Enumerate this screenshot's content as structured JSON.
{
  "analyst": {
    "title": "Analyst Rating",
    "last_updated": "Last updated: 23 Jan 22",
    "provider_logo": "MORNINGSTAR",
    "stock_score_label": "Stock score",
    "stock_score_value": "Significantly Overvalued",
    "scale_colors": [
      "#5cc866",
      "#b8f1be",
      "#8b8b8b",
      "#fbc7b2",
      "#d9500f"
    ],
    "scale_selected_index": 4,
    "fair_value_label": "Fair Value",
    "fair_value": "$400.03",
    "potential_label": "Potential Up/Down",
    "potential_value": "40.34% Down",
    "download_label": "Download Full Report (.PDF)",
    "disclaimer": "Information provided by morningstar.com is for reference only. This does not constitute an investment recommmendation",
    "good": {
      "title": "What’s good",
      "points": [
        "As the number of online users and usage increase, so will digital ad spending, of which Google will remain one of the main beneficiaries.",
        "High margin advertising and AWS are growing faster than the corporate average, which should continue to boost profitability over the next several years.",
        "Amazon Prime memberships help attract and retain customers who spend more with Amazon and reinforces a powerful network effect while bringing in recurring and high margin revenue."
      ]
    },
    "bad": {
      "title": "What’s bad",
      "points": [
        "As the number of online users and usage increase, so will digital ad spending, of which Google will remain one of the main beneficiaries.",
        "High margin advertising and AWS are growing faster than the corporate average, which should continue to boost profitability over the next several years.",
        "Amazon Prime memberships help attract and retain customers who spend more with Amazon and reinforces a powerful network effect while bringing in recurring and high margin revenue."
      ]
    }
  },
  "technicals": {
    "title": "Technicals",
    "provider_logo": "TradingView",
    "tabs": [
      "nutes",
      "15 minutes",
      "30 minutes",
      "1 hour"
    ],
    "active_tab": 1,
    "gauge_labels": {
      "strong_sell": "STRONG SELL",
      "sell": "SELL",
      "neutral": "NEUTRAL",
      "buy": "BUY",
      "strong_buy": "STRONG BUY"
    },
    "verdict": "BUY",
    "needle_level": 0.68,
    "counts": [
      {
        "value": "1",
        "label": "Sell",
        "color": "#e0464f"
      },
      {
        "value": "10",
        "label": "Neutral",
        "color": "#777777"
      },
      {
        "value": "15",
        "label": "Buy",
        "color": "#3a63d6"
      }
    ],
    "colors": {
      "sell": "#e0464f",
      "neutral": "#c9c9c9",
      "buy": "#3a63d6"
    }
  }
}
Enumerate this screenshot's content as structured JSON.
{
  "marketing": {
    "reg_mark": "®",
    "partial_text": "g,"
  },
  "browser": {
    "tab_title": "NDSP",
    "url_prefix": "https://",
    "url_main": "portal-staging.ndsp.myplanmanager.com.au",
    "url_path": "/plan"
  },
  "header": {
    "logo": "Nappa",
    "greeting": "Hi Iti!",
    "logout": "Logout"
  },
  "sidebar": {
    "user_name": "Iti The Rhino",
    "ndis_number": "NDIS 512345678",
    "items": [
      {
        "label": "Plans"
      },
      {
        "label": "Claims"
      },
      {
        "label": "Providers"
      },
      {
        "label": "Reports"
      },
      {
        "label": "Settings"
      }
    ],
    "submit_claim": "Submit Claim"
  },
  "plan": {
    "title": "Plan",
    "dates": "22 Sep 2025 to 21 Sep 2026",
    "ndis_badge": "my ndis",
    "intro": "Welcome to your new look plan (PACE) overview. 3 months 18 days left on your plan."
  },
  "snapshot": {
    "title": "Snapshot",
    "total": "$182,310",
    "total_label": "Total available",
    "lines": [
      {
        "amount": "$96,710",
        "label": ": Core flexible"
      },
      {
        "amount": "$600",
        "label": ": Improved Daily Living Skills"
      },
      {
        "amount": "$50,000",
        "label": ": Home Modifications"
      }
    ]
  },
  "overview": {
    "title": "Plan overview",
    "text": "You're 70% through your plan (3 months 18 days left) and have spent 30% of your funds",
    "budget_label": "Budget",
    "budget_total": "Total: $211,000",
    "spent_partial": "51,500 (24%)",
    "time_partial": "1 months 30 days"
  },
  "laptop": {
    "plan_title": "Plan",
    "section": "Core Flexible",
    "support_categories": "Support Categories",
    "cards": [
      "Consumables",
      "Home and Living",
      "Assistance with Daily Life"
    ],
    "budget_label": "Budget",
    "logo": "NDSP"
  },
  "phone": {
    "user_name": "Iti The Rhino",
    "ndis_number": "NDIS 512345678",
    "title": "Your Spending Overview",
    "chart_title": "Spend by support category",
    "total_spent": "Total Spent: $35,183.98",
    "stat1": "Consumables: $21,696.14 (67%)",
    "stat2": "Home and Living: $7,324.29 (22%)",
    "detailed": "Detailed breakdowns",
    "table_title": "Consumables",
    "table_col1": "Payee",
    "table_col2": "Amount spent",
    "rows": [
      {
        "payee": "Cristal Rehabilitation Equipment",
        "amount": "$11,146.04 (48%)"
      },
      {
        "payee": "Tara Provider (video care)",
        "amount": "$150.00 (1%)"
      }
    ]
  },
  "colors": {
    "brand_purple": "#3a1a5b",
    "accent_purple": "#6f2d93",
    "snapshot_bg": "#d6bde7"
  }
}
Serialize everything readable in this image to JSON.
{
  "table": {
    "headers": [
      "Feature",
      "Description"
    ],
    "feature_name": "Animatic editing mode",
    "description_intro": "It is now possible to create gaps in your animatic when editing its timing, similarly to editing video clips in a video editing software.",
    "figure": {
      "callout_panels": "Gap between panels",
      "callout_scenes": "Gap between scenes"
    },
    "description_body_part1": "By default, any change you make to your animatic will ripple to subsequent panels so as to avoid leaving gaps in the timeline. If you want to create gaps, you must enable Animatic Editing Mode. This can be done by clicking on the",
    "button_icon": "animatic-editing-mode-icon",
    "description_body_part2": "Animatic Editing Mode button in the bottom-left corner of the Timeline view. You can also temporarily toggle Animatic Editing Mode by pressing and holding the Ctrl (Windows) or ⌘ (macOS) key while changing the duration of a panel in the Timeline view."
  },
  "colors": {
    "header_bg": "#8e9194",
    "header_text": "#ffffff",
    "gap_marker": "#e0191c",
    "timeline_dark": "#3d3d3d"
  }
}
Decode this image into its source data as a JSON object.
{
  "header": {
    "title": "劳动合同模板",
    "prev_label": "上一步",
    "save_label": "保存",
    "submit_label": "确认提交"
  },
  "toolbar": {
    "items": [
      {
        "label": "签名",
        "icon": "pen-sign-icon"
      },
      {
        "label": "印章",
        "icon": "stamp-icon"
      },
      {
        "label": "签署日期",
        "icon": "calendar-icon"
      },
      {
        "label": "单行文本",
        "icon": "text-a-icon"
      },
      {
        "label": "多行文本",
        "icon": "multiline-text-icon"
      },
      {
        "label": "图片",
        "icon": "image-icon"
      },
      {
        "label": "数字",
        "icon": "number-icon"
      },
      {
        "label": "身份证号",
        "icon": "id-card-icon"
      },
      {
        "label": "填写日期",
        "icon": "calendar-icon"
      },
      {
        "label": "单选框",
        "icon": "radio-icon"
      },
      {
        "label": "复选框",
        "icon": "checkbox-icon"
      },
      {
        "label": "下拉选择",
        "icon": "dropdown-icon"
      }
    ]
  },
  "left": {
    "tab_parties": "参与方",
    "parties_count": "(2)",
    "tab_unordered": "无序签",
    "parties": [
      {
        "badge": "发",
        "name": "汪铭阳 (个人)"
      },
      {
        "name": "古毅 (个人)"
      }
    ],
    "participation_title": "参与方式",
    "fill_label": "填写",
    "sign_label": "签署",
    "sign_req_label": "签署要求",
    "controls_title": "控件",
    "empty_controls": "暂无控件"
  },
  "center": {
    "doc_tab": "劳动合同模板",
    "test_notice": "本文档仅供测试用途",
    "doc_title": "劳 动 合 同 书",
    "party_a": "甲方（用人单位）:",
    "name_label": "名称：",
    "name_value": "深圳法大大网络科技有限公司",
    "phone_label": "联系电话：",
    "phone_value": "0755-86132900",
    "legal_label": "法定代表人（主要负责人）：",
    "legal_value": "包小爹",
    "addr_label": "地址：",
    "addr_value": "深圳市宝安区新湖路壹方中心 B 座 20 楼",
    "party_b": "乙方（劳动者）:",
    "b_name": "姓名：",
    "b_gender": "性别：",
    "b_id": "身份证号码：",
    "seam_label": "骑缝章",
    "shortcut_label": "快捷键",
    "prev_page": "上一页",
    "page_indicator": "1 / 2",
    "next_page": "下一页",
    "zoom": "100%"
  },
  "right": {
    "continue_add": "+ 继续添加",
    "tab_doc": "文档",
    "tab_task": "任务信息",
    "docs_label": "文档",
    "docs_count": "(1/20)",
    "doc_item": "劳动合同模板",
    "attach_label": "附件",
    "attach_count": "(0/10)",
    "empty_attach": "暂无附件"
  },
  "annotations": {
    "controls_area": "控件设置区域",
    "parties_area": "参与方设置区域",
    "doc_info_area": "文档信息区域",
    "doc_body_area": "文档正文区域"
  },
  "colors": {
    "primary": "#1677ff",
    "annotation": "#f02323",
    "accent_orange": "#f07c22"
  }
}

※

What is required
Copy every line of the entries above in which "Daily" occurs.

Reply
        "label": ": Improved Daily Living Skills"
      "Assistance with Daily Life"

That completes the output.